=== TASK DATA ===
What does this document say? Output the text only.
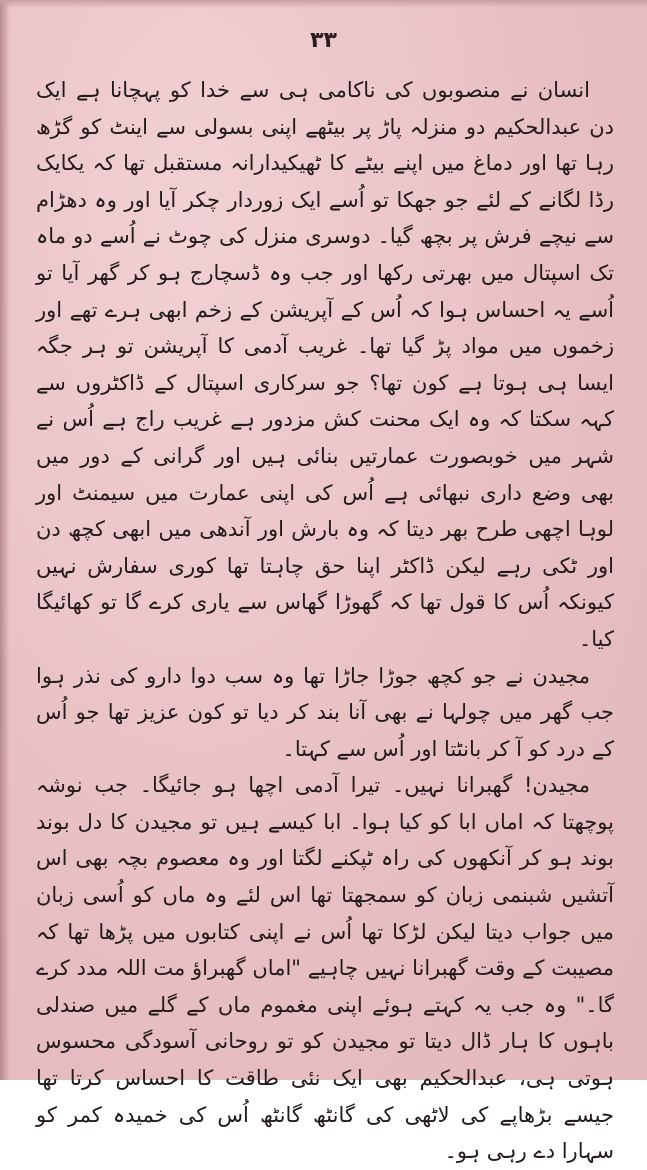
۳۳

انسان نے منصوبوں کی ناکامی ہی سے خدا کو پہچانا ہے ایک دن عبدالحکیم دو منزلہ پاڑ پر بیٹھے اپنی بسولی سے اینٹ کو گڑھ رہا تھا اور دماغ میں اپنے بیٹے کا ٹھیکیدارانہ مستقبل تھا کہ یکایک رڈا لگانے کے لئے جو جھکا تو اُسے ایک زوردار چکر آیا اور وہ دھڑام سے نیچے فرش پر بچھ گیا۔ دوسری منزل کی چوٹ نے اُسے دو ماہ تک اسپتال میں بھرتی رکھا اور جب وہ ڈسچارج ہو کر گھر آیا تو اُسے یہ احساس ہوا کہ اُس کے آپریشن کے زخم ابھی ہرے تھے اور زخموں میں مواد پڑ گیا تھا۔ غریب آدمی کا آپریشن تو ہر جگہ ایسا ہی ہوتا ہے کون تھا؟ جو سرکاری اسپتال کے ڈاکٹروں سے کہہ سکتا کہ وہ ایک محنت کش مزدور ہے غریب راج ہے اُس نے شہر میں خوبصورت عمارتیں بنائی ہیں اور گرانی کے دور میں بھی وضع داری نبھائی ہے اُس کی اپنی عمارت میں سیمنٹ اور لوہا اچھی طرح بھر دیتا کہ وہ بارش اور آندھی میں ابھی کچھ دن اور ٹکی رہے لیکن ڈاکٹر اپنا حق چاہتا تھا کوری سفارش نہیں کیونکہ اُس کا قول تھا کہ گھوڑا گھاس سے یاری کرے گا تو کھائیگا کیا۔

مجیدن نے جو کچھ جوڑا جاڑا تھا وہ سب دوا دارو کی نذر ہوا جب گھر میں چولہا نے بھی آنا بند کر دیا تو کون عزیز تھا جو اُس کے درد کو آ کر بانٹتا اور اُس سے کہتا۔

مجیدن! گھبرانا نہیں۔ تیرا آدمی اچھا ہو جائیگا۔ جب نوشہ پوچھتا کہ اماں ابا کو کیا ہوا۔ ابا کیسے ہیں تو مجیدن کا دل بوند بوند ہو کر آنکھوں کی راہ ٹپکنے لگتا اور وہ معصوم بچہ بھی اس آتشیں شبنمی زبان کو سمجھتا تھا اس لئے وہ ماں کو اُسی زبان میں جواب دیتا لیکن لڑکا تھا اُس نے اپنی کتابوں میں پڑھا تھا کہ مصیبت کے وقت گھبرانا نہیں چاہیے "اماں گھبراؤ مت اللہ مدد کرے گا۔" وہ جب یہ کہتے ہوئے اپنی مغموم ماں کے گلے میں صندلی باہوں کا ہار ڈال دیتا تو مجیدن کو تو روحانی آسودگی محسوس ہوتی ہی، عبدالحکیم بھی ایک نئی طاقت کا احساس کرتا تھا جیسے بڑھاپے کی لاٹھی کی گانٹھ گانٹھ اُس کی خمیدہ کمر کو سہارا دے رہی ہو۔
===
◆ GIVEN INSTRUCTION:
Count up every line above that has the word "مجیدن" in it; answer with the number alone.

◆ RESPONSE:
2